→ **To be done**:
What follows is a set of entries. Repeat them exactly, but not their pictures.

— start Data records —

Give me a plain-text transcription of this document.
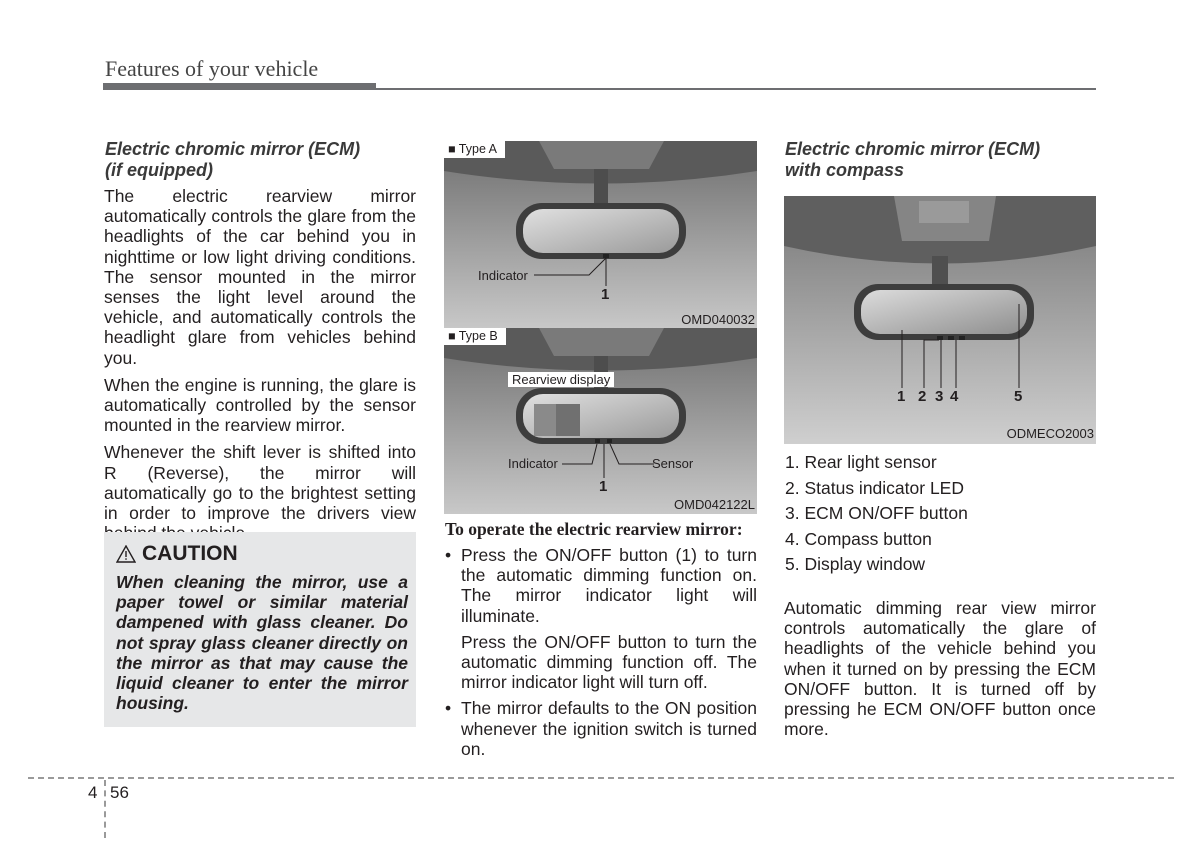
Features of your vehicle
Electric chromic mirror (ECM)
(if equipped)

The electric rearview mirror automatically controls the glare from the headlights of the car behind you in nighttime or low light driving conditions. The sensor mounted in the mirror senses the light level around the vehicle, and automatically controls the headlight glare from vehicles behind you.

When the engine is running, the glare is automatically controlled by the sensor mounted in the rearview mirror.

Whenever the shift lever is shifted into R (Reverse), the mirror will automatically go to the brightest setting in order to improve the drivers view

CAUTION
When cleaning the mirror, use a paper towel or similar material dampened with glass cleaner. Do not spray glass cleaner directly on the mirror as that may cause the liquid cleaner to enter the mirror housing.
■ Type A
Indicator
1
OMD040032
■ Type B
Rearview display
Indicator	Sensor
1
OMD042122L
To operate the electric rearview mirror:
• Press the ON/OFF button (1) to turn the automatic dimming function on. The mirror indicator light will illuminate.
Press the ON/OFF button to turn the automatic dimming function off. The mirror indicator light will turn off.
• The mirror defaults to the ON position whenever the ignition switch is turned on.
Electric chromic mirror (ECM)
with compass
1 2 3 4	5
ODMECO2003
1. Rear light sensor
2. Status indicator LED
3. ECM ON/OFF button
4. Compass button
5. Display window
Automatic dimming rear view mirror controls automatically the glare of headlights of the vehicle behind you when it turned on by pressing the ECM ON/OFF button. It is turned off by pressing he ECM ON/OFF button once more.
4 56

— end Data records —

→ **Complete response**:
Give me a plain-text transcription of this document.
Features of your vehicle
Electric chromic mirror (ECM)
(if equipped)

The electric rearview mirror automatically controls the glare from the headlights of the car behind you in nighttime or low light driving conditions. The sensor mounted in the mirror senses the light level around the vehicle, and automatically controls the headlight glare from vehicles behind you.

When the engine is running, the glare is automatically controlled by the sensor mounted in the rearview mirror.

Whenever the shift lever is shifted into R (Reverse), the mirror will automatically go to the brightest setting in order to improve the drivers view

CAUTION
When cleaning the mirror, use a paper towel or similar material dampened with glass cleaner. Do not spray glass cleaner directly on the mirror as that may cause the liquid cleaner to enter the mirror housing.
■ Type A
Indicator
1
OMD040032
■ Type B
Rearview display
Indicator	Sensor
1
OMD042122L
To operate the electric rearview mirror:
• Press the ON/OFF button (1) to turn the automatic dimming function on. The mirror indicator light will illuminate.
Press the ON/OFF button to turn the automatic dimming function off. The mirror indicator light will turn off.
• The mirror defaults to the ON position whenever the ignition switch is turned on.
Electric chromic mirror (ECM)
with compass
1 2 3 4	5
ODMECO2003
1. Rear light sensor
2. Status indicator LED
3. ECM ON/OFF button
4. Compass button
5. Display window
Automatic dimming rear view mirror controls automatically the glare of headlights of the vehicle behind you when it turned on by pressing the ECM ON/OFF button. It is turned off by pressing he ECM ON/OFF button once more.
4 56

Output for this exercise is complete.